Short problem | Skip the pictures. Transcribe the rest of the data below without changing a word.

Data for this task |
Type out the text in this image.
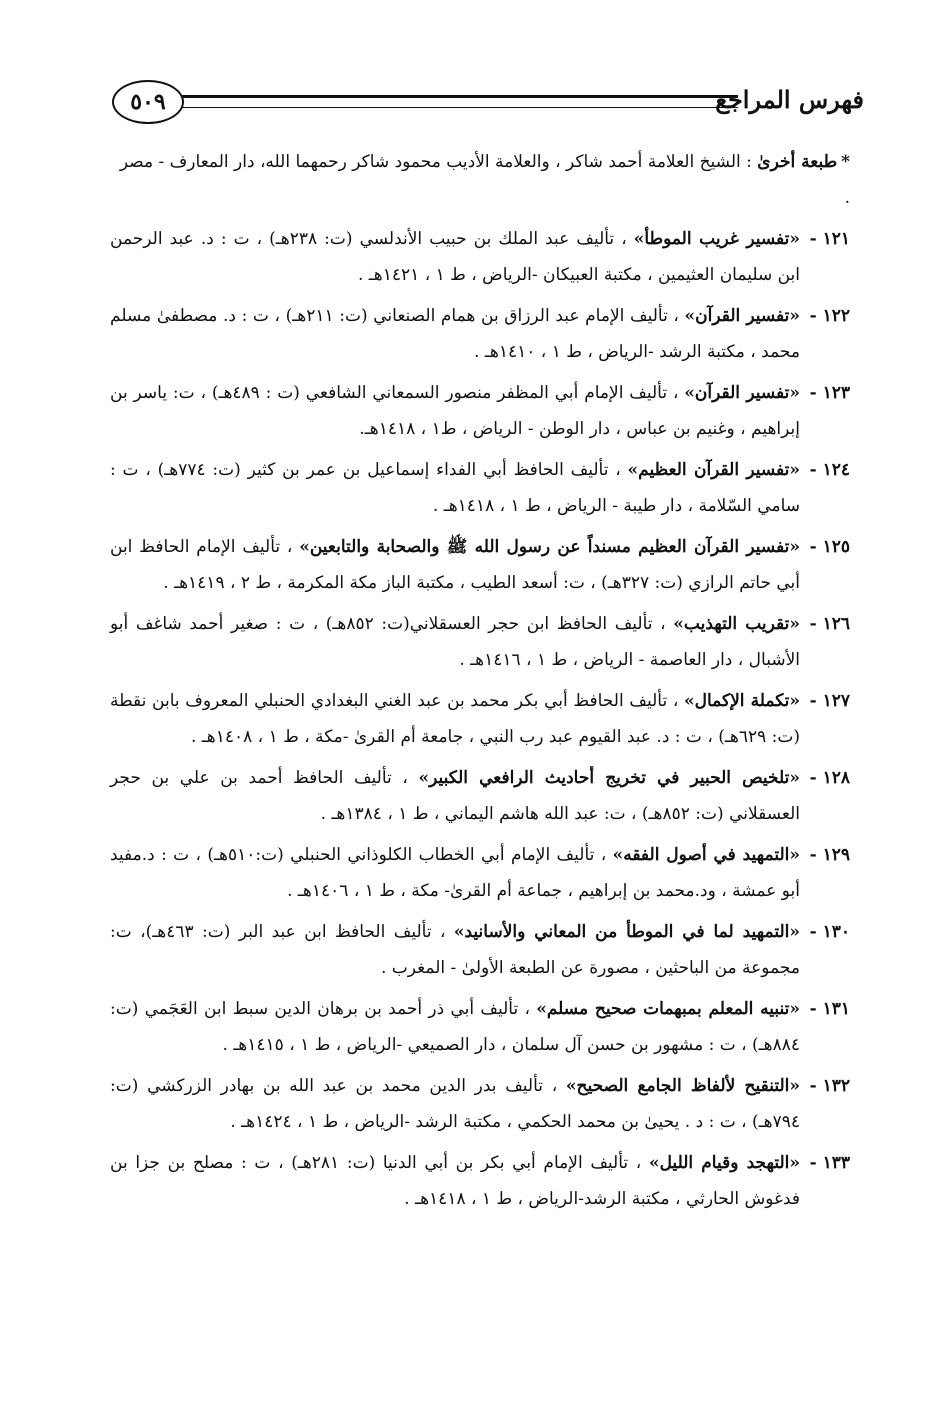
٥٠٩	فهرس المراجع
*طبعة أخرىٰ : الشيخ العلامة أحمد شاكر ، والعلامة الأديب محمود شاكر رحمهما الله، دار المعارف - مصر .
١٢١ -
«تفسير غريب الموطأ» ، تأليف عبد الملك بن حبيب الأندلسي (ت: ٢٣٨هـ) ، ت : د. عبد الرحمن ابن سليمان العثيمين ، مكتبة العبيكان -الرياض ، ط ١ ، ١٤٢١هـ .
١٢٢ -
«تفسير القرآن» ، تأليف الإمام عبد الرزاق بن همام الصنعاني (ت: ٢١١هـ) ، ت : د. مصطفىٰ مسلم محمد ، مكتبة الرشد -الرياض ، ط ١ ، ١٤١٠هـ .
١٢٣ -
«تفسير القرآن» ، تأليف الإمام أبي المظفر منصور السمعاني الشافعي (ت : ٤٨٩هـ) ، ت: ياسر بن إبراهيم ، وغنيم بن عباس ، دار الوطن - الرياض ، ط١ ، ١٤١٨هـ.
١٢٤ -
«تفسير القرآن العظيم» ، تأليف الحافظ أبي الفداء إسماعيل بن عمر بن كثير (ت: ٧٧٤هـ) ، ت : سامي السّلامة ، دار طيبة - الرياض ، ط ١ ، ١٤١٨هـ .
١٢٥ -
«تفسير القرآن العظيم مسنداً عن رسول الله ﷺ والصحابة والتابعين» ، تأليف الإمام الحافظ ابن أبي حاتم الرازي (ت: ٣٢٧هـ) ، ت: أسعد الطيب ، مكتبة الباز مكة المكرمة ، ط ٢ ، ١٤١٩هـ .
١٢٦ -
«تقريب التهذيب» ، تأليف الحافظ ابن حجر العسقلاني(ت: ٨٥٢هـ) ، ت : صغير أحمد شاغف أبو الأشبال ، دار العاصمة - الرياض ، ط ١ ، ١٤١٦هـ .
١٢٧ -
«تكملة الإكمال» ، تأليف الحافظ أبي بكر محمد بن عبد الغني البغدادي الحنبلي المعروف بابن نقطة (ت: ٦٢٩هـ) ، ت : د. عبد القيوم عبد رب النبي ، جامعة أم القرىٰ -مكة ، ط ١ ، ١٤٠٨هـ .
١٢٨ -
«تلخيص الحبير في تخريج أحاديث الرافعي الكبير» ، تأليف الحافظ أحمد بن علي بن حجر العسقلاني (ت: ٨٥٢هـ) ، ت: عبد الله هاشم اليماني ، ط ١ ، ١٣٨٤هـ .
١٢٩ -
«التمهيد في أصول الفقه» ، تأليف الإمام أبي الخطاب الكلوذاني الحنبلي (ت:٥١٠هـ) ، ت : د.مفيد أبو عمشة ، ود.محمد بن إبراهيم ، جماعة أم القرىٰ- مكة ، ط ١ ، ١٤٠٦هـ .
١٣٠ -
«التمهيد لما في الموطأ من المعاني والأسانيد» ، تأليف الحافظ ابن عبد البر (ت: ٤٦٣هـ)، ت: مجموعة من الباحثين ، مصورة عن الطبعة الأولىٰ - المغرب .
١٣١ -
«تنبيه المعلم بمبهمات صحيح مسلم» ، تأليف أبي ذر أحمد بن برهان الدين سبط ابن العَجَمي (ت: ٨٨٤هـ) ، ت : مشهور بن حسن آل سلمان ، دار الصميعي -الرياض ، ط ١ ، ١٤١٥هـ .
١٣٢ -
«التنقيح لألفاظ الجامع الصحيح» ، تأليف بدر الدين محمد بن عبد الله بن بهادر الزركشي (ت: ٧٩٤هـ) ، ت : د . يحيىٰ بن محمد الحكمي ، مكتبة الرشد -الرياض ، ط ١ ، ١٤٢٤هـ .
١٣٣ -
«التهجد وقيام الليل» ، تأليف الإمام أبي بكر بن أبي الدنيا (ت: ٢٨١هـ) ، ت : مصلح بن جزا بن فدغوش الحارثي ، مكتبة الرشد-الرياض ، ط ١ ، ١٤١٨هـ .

Finished exercise |
Type out the text in this image.
٥٠٩	فهرس المراجع
*طبعة أخرىٰ : الشيخ العلامة أحمد شاكر ، والعلامة الأديب محمود شاكر رحمهما الله، دار المعارف - مصر .
١٢١ -
«تفسير غريب الموطأ» ، تأليف عبد الملك بن حبيب الأندلسي (ت: ٢٣٨هـ) ، ت : د. عبد الرحمن ابن سليمان العثيمين ، مكتبة العبيكان -الرياض ، ط ١ ، ١٤٢١هـ .
١٢٢ -
«تفسير القرآن» ، تأليف الإمام عبد الرزاق بن همام الصنعاني (ت: ٢١١هـ) ، ت : د. مصطفىٰ مسلم محمد ، مكتبة الرشد -الرياض ، ط ١ ، ١٤١٠هـ .
١٢٣ -
«تفسير القرآن» ، تأليف الإمام أبي المظفر منصور السمعاني الشافعي (ت : ٤٨٩هـ) ، ت: ياسر بن إبراهيم ، وغنيم بن عباس ، دار الوطن - الرياض ، ط١ ، ١٤١٨هـ.
١٢٤ -
«تفسير القرآن العظيم» ، تأليف الحافظ أبي الفداء إسماعيل بن عمر بن كثير (ت: ٧٧٤هـ) ، ت : سامي السّلامة ، دار طيبة - الرياض ، ط ١ ، ١٤١٨هـ .
١٢٥ -
«تفسير القرآن العظيم مسنداً عن رسول الله ﷺ والصحابة والتابعين» ، تأليف الإمام الحافظ ابن أبي حاتم الرازي (ت: ٣٢٧هـ) ، ت: أسعد الطيب ، مكتبة الباز مكة المكرمة ، ط ٢ ، ١٤١٩هـ .
١٢٦ -
«تقريب التهذيب» ، تأليف الحافظ ابن حجر العسقلاني(ت: ٨٥٢هـ) ، ت : صغير أحمد شاغف أبو الأشبال ، دار العاصمة - الرياض ، ط ١ ، ١٤١٦هـ .
١٢٧ -
«تكملة الإكمال» ، تأليف الحافظ أبي بكر محمد بن عبد الغني البغدادي الحنبلي المعروف بابن نقطة (ت: ٦٢٩هـ) ، ت : د. عبد القيوم عبد رب النبي ، جامعة أم القرىٰ -مكة ، ط ١ ، ١٤٠٨هـ .
١٢٨ -
«تلخيص الحبير في تخريج أحاديث الرافعي الكبير» ، تأليف الحافظ أحمد بن علي بن حجر العسقلاني (ت: ٨٥٢هـ) ، ت: عبد الله هاشم اليماني ، ط ١ ، ١٣٨٤هـ .
١٢٩ -
«التمهيد في أصول الفقه» ، تأليف الإمام أبي الخطاب الكلوذاني الحنبلي (ت:٥١٠هـ) ، ت : د.مفيد أبو عمشة ، ود.محمد بن إبراهيم ، جماعة أم القرىٰ- مكة ، ط ١ ، ١٤٠٦هـ .
١٣٠ -
«التمهيد لما في الموطأ من المعاني والأسانيد» ، تأليف الحافظ ابن عبد البر (ت: ٤٦٣هـ)، ت: مجموعة من الباحثين ، مصورة عن الطبعة الأولىٰ - المغرب .
١٣١ -
«تنبيه المعلم بمبهمات صحيح مسلم» ، تأليف أبي ذر أحمد بن برهان الدين سبط ابن العَجَمي (ت: ٨٨٤هـ) ، ت : مشهور بن حسن آل سلمان ، دار الصميعي -الرياض ، ط ١ ، ١٤١٥هـ .
١٣٢ -
«التنقيح لألفاظ الجامع الصحيح» ، تأليف بدر الدين محمد بن عبد الله بن بهادر الزركشي (ت: ٧٩٤هـ) ، ت : د . يحيىٰ بن محمد الحكمي ، مكتبة الرشد -الرياض ، ط ١ ، ١٤٢٤هـ .
١٣٣ -
«التهجد وقيام الليل» ، تأليف الإمام أبي بكر بن أبي الدنيا (ت: ٢٨١هـ) ، ت : مصلح بن جزا بن فدغوش الحارثي ، مكتبة الرشد-الرياض ، ط ١ ، ١٤١٨هـ .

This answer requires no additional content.